PROBLEM DETAILS → All the data should be repeated exactly. Any image in it is left out.

▼▼▼

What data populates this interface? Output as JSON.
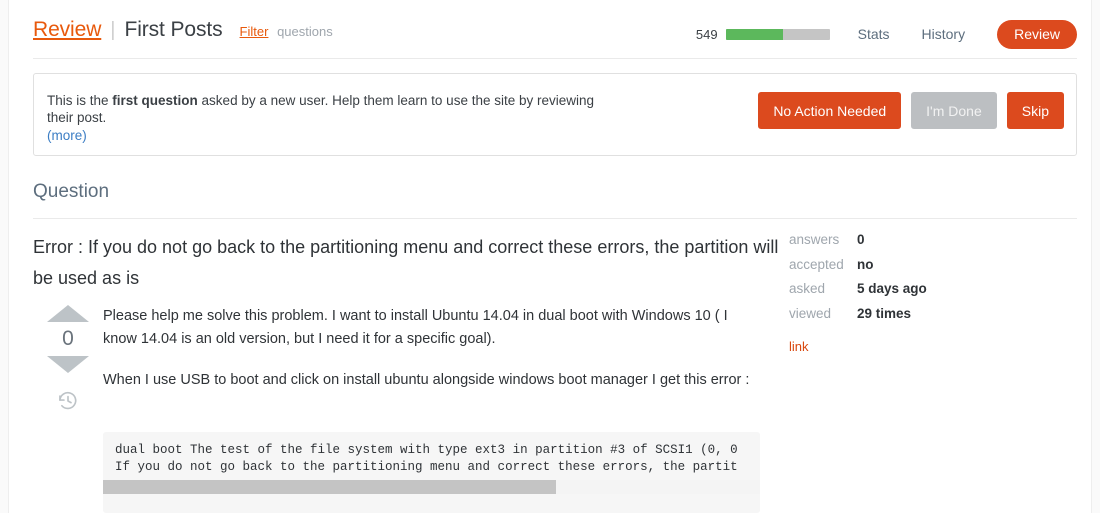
{
  "header": {
    "brand": "Review",
    "separator": "|",
    "queue_title": "First Posts",
    "filter_label": "Filter",
    "filter_scope": "questions",
    "progress_count": "549",
    "progress_percent": 55,
    "nav": [
      {
        "label": "Stats"
      },
      {
        "label": "History"
      }
    ],
    "review_button": "Review"
  },
  "notice": {
    "text_before": "This is the ",
    "text_bold": "first question",
    "text_after": " asked by a new user. Help them learn to use the site by reviewing their post.",
    "more_label": "(more)",
    "actions": [
      {
        "label": "No Action Needed",
        "state": "enabled"
      },
      {
        "label": "I'm Done",
        "state": "disabled"
      },
      {
        "label": "Skip",
        "state": "enabled"
      }
    ]
  },
  "section": {
    "title": "Question"
  },
  "post": {
    "title": "Error : If you do not go back to the partitioning menu and correct these errors, the partition will be used as is",
    "vote_count": "0",
    "history_icon": "clock-history-icon",
    "upvote_icon": "arrow-up-icon",
    "downvote_icon": "arrow-down-icon",
    "paragraphs": [
      "Please help me solve this problem. I want to install Ubuntu 14.04 in dual boot with Windows 10 ( I know 14.04 is an old version, but I need it for a specific goal).",
      "When I use USB to boot and click on install ubuntu alongside windows boot manager I get this error :"
    ],
    "code": "dual boot The test of the file system with type ext3 in partition #3 of SCSI1 (0, 0\nIf you do not go back to the partitioning menu and correct these errors, the partit",
    "code_scroll_percent": 69
  },
  "stats": {
    "rows": [
      {
        "label": "answers",
        "value": "0"
      },
      {
        "label": "accepted",
        "value": "no"
      },
      {
        "label": "asked",
        "value": "5 days ago"
      },
      {
        "label": "viewed",
        "value": "29 times"
      }
    ],
    "link_label": "link"
  },
  "colors": {
    "accent_orange": "#dc4a1e",
    "brand_orange": "#e8590c",
    "progress_green": "#5cb85c",
    "link_blue": "#3b7dc4",
    "muted_gray": "#9fa6ad"
  }
}
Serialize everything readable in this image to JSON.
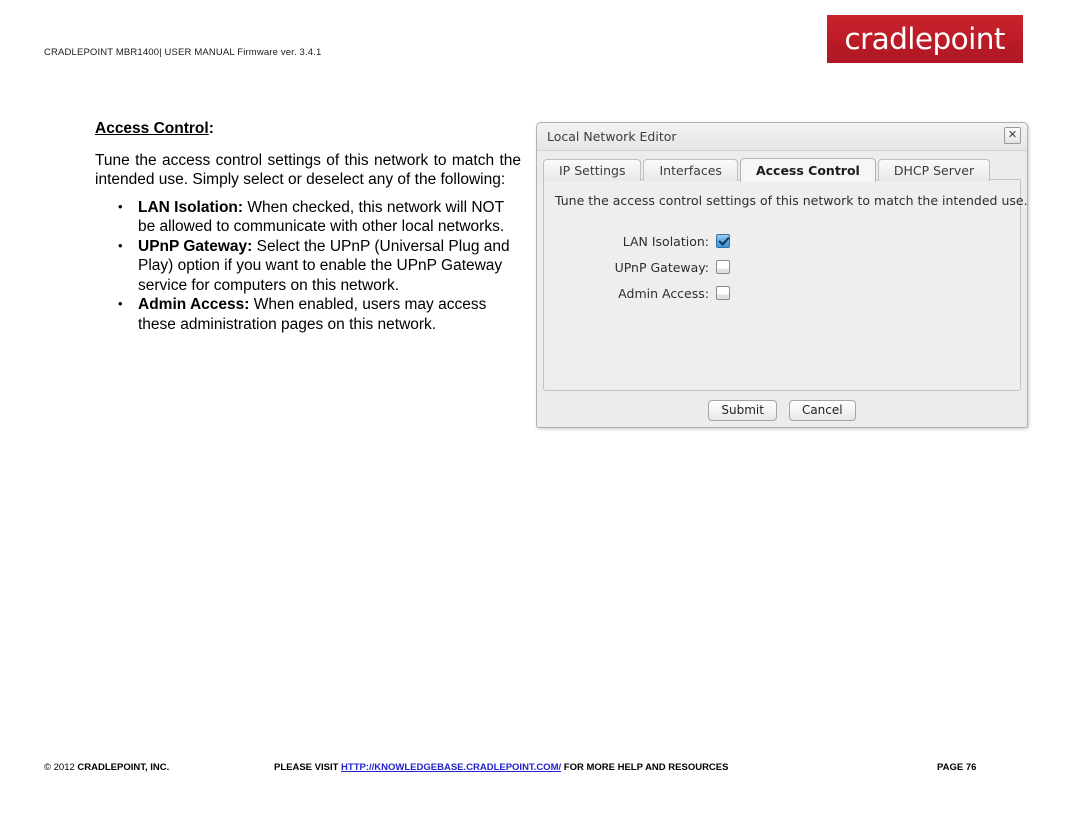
{
  "header": {
    "manual_line": "CRADLEPOINT MBR1400| USER MANUAL Firmware ver. 3.4.1",
    "logo_text": "cradlepoint",
    "logo_color": "#c1202a"
  },
  "article": {
    "heading": "Access Control",
    "heading_colon": ":",
    "intro": "Tune the access control settings of this network to match the intended use. Simply select or deselect any of the following:",
    "bullets": [
      {
        "term": "LAN Isolation:",
        "text": " When checked, this network will NOT be allowed to communicate with other local networks."
      },
      {
        "term": "UPnP Gateway:",
        "text": " Select the UPnP (Universal Plug and Play) option if you want to enable the UPnP Gateway service for computers on this network."
      },
      {
        "term": "Admin Access:",
        "text": " When enabled, users may access these administration pages on this network."
      }
    ]
  },
  "dialog": {
    "title": "Local Network Editor",
    "close_icon": "✕",
    "tabs": [
      {
        "label": "IP Settings",
        "active": false
      },
      {
        "label": "Interfaces",
        "active": false
      },
      {
        "label": "Access Control",
        "active": true
      },
      {
        "label": "DHCP Server",
        "active": false
      }
    ],
    "panel": {
      "description": "Tune the access control settings of this network to match the intended use.",
      "fields": [
        {
          "label": "LAN Isolation:",
          "checked": true
        },
        {
          "label": "UPnP Gateway:",
          "checked": false
        },
        {
          "label": "Admin Access:",
          "checked": false
        }
      ]
    },
    "buttons": {
      "submit": "Submit",
      "cancel": "Cancel"
    },
    "checked_color": "#5aa7e6"
  },
  "footer": {
    "copyright_symbol": "© 2012 ",
    "company": "CRADLEPOINT, INC.",
    "visit_prefix": "PLEASE VISIT ",
    "url": "HTTP://KNOWLEDGEBASE.CRADLEPOINT.COM/",
    "visit_suffix": " FOR MORE HELP AND RESOURCES",
    "page_label": "PAGE 76"
  }
}
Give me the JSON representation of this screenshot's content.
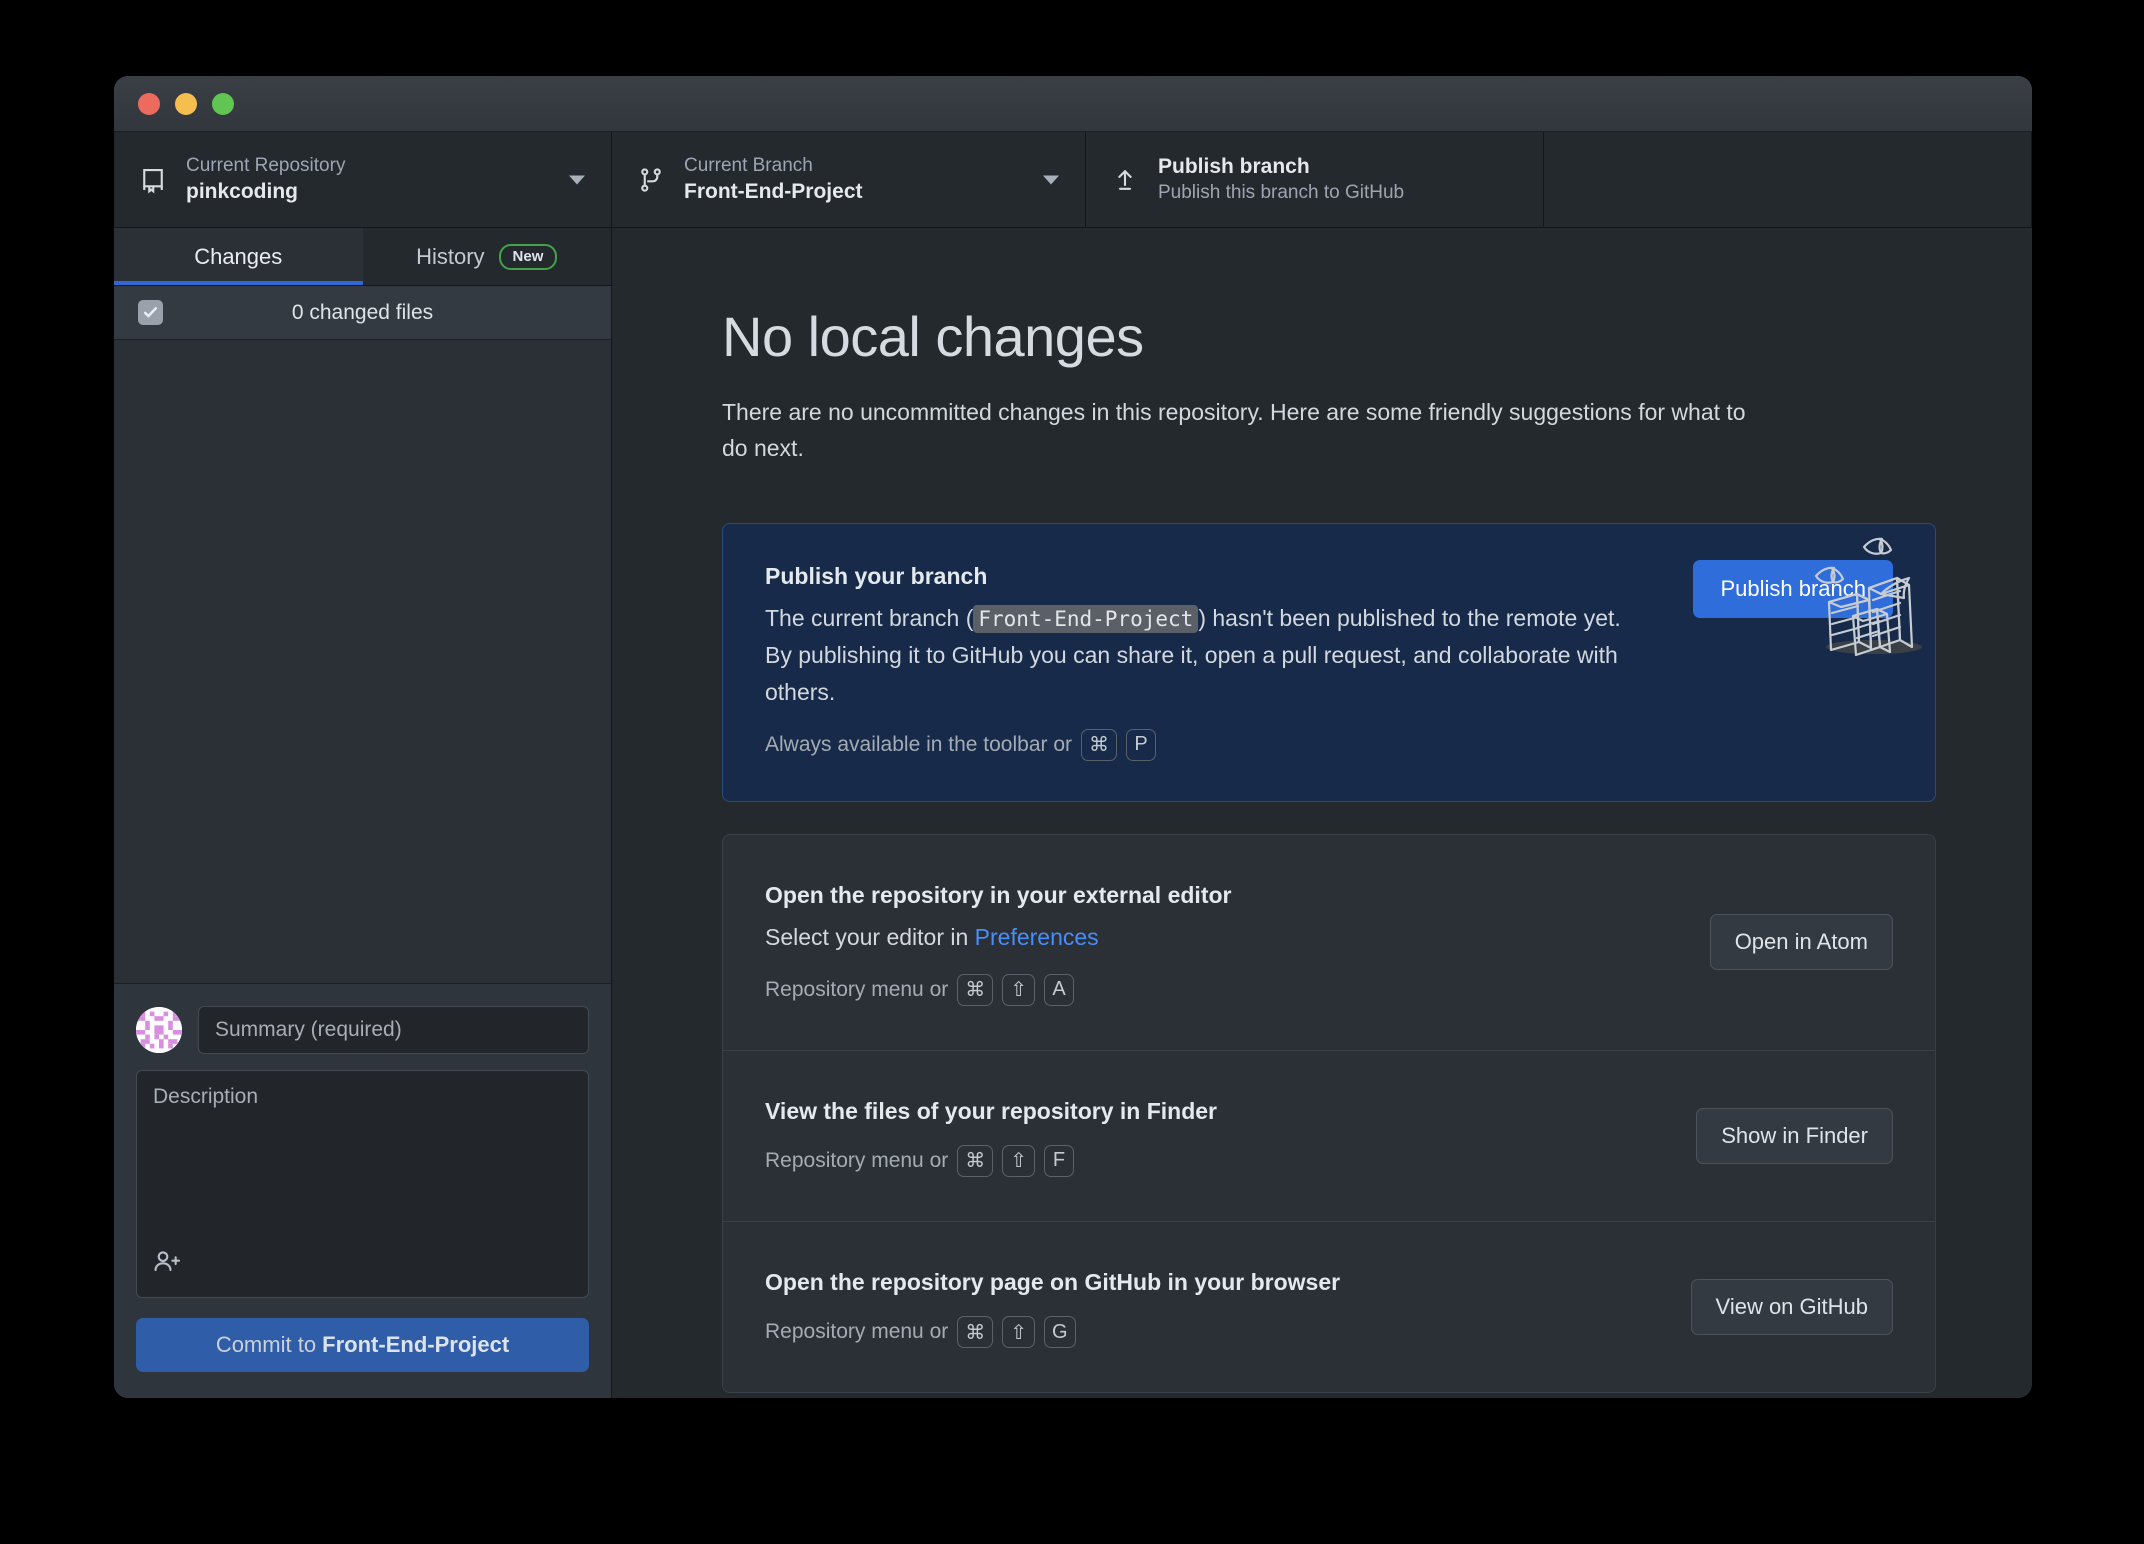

▲▲▲

RESPONSE TO THE EXERCISE →
What data populates this interface? Output as JSON.
{
  "header": {
    "brand": "Review",
    "separator": "|",
    "queue_title": "First Posts",
    "filter_label": "Filter",
    "filter_scope": "questions",
    "progress_count": "549",
    "progress_percent": 55,
    "nav": [
      {
        "label": "Stats"
      },
      {
        "label": "History"
      }
    ],
    "review_button": "Review"
  },
  "notice": {
    "text_before": "This is the ",
    "text_bold": "first question",
    "text_after": " asked by a new user. Help them learn to use the site by reviewing their post.",
    "more_label": "(more)",
    "actions": [
      {
        "label": "No Action Needed",
        "state": "enabled"
      },
      {
        "label": "I'm Done",
        "state": "disabled"
      },
      {
        "label": "Skip",
        "state": "enabled"
      }
    ]
  },
  "section": {
    "title": "Question"
  },
  "post": {
    "title": "Error : If you do not go back to the partitioning menu and correct these errors, the partition will be used as is",
    "vote_count": "0",
    "history_icon": "clock-history-icon",
    "upvote_icon": "arrow-up-icon",
    "downvote_icon": "arrow-down-icon",
    "paragraphs": [
      "Please help me solve this problem. I want to install Ubuntu 14.04 in dual boot with Windows 10 ( I know 14.04 is an old version, but I need it for a specific goal).",
      "When I use USB to boot and click on install ubuntu alongside windows boot manager I get this error :"
    ],
    "code": "dual boot The test of the file system with type ext3 in partition #3 of SCSI1 (0, 0\nIf you do not go back to the partitioning menu and correct these errors, the partit",
    "code_scroll_percent": 69
  },
  "stats": {
    "rows": [
      {
        "label": "answers",
        "value": "0"
      },
      {
        "label": "accepted",
        "value": "no"
      },
      {
        "label": "asked",
        "value": "5 days ago"
      },
      {
        "label": "viewed",
        "value": "29 times"
      }
    ],
    "link_label": "link"
  },
  "colors": {
    "accent_orange": "#dc4a1e",
    "brand_orange": "#e8590c",
    "progress_green": "#5cb85c",
    "link_blue": "#3b7dc4",
    "muted_gray": "#9fa6ad"
  }
}
Serialize everything readable in this image to JSON.
{
  "header": {
    "manual_line": "CRADLEPOINT MBR1400| USER MANUAL Firmware ver. 3.4.1",
    "logo_text": "cradlepoint",
    "logo_color": "#c1202a"
  },
  "article": {
    "heading": "Access Control",
    "heading_colon": ":",
    "intro": "Tune the access control settings of this network to match the intended use. Simply select or deselect any of the following:",
    "bullets": [
      {
        "term": "LAN Isolation:",
        "text": " When checked, this network will NOT be allowed to communicate with other local networks."
      },
      {
        "term": "UPnP Gateway:",
        "text": " Select the UPnP (Universal Plug and Play) option if you want to enable the UPnP Gateway service for computers on this network."
      },
      {
        "term": "Admin Access:",
        "text": " When enabled, users may access these administration pages on this network."
      }
    ]
  },
  "dialog": {
    "title": "Local Network Editor",
    "close_icon": "✕",
    "tabs": [
      {
        "label": "IP Settings",
        "active": false
      },
      {
        "label": "Interfaces",
        "active": false
      },
      {
        "label": "Access Control",
        "active": true
      },
      {
        "label": "DHCP Server",
        "active": false
      }
    ],
    "panel": {
      "description": "Tune the access control settings of this network to match the intended use.",
      "fields": [
        {
          "label": "LAN Isolation:",
          "checked": true
        },
        {
          "label": "UPnP Gateway:",
          "checked": false
        },
        {
          "label": "Admin Access:",
          "checked": false
        }
      ]
    },
    "buttons": {
      "submit": "Submit",
      "cancel": "Cancel"
    },
    "checked_color": "#5aa7e6"
  },
  "footer": {
    "copyright_symbol": "© 2012 ",
    "company": "CRADLEPOINT, INC.",
    "visit_prefix": "PLEASE VISIT ",
    "url": "HTTP://KNOWLEDGEBASE.CRADLEPOINT.COM/",
    "visit_suffix": " FOR MORE HELP AND RESOURCES",
    "page_label": "PAGE 76"
  }
}
Give me the JSON representation of this screenshot's content.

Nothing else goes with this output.